## begin EXERCISE DATA

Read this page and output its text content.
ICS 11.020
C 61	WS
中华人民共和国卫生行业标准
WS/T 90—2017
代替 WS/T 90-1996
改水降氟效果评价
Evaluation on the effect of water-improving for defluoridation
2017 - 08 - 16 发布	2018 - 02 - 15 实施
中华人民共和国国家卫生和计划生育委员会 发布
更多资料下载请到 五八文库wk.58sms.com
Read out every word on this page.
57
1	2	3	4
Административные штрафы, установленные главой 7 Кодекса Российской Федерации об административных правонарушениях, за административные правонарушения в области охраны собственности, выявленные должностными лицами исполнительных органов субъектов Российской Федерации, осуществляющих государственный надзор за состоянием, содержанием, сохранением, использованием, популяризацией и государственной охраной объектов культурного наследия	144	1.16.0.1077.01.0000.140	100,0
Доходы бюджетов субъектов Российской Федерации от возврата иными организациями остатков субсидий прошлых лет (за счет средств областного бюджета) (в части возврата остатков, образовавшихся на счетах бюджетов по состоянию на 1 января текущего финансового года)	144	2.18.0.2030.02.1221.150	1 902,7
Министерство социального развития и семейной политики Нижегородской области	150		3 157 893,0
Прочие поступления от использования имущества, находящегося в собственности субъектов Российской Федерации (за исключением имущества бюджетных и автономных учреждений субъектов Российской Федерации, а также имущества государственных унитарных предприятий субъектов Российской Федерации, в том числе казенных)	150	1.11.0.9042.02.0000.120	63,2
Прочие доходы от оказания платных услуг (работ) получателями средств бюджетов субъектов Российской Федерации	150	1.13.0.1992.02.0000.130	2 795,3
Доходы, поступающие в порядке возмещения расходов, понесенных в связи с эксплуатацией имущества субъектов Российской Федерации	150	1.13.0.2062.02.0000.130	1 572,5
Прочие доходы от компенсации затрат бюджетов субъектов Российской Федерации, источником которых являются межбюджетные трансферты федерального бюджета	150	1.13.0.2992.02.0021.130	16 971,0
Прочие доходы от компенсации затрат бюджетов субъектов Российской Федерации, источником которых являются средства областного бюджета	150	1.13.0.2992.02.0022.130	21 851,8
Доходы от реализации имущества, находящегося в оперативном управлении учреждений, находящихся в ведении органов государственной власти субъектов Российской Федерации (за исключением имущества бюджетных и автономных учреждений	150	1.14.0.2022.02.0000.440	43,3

## end EXERCISE DATA

**STATED GOAL:**
Write out every entry again, keeping each line exactly the same.

**RESPONSE FOR THIS EXERCISE:**
Read this page and output its text content.
ICS 11.020
C 61	WS
中华人民共和国卫生行业标准
WS/T 90—2017
代替 WS/T 90-1996
改水降氟效果评价
Evaluation on the effect of water-improving for defluoridation
2017 - 08 - 16 发布	2018 - 02 - 15 实施
中华人民共和国国家卫生和计划生育委员会 发布
更多资料下载请到 五八文库wk.58sms.com
Read out every word on this page.
57
1	2	3	4
Административные штрафы, установленные главой 7 Кодекса Российской Федерации об административных правонарушениях, за административные правонарушения в области охраны собственности, выявленные должностными лицами исполнительных органов субъектов Российской Федерации, осуществляющих государственный надзор за состоянием, содержанием, сохранением, использованием, популяризацией и государственной охраной объектов культурного наследия	144	1.16.0.1077.01.0000.140	100,0
Доходы бюджетов субъектов Российской Федерации от возврата иными организациями остатков субсидий прошлых лет (за счет средств областного бюджета) (в части возврата остатков, образовавшихся на счетах бюджетов по состоянию на 1 января текущего финансового года)	144	2.18.0.2030.02.1221.150	1 902,7
Министерство социального развития и семейной политики Нижегородской области	150		3 157 893,0
Прочие поступления от использования имущества, находящегося в собственности субъектов Российской Федерации (за исключением имущества бюджетных и автономных учреждений субъектов Российской Федерации, а также имущества государственных унитарных предприятий субъектов Российской Федерации, в том числе казенных)	150	1.11.0.9042.02.0000.120	63,2
Прочие доходы от оказания платных услуг (работ) получателями средств бюджетов субъектов Российской Федерации	150	1.13.0.1992.02.0000.130	2 795,3
Доходы, поступающие в порядке возмещения расходов, понесенных в связи с эксплуатацией имущества субъектов Российской Федерации	150	1.13.0.2062.02.0000.130	1 572,5
Прочие доходы от компенсации затрат бюджетов субъектов Российской Федерации, источником которых являются межбюджетные трансферты федерального бюджета	150	1.13.0.2992.02.0021.130	16 971,0
Прочие доходы от компенсации затрат бюджетов субъектов Российской Федерации, источником которых являются средства областного бюджета	150	1.13.0.2992.02.0022.130	21 851,8
Доходы от реализации имущества, находящегося в оперативном управлении учреждений, находящихся в ведении органов государственной власти субъектов Российской Федерации (за исключением имущества бюджетных и автономных учреждений	150	1.14.0.2022.02.0000.440	43,3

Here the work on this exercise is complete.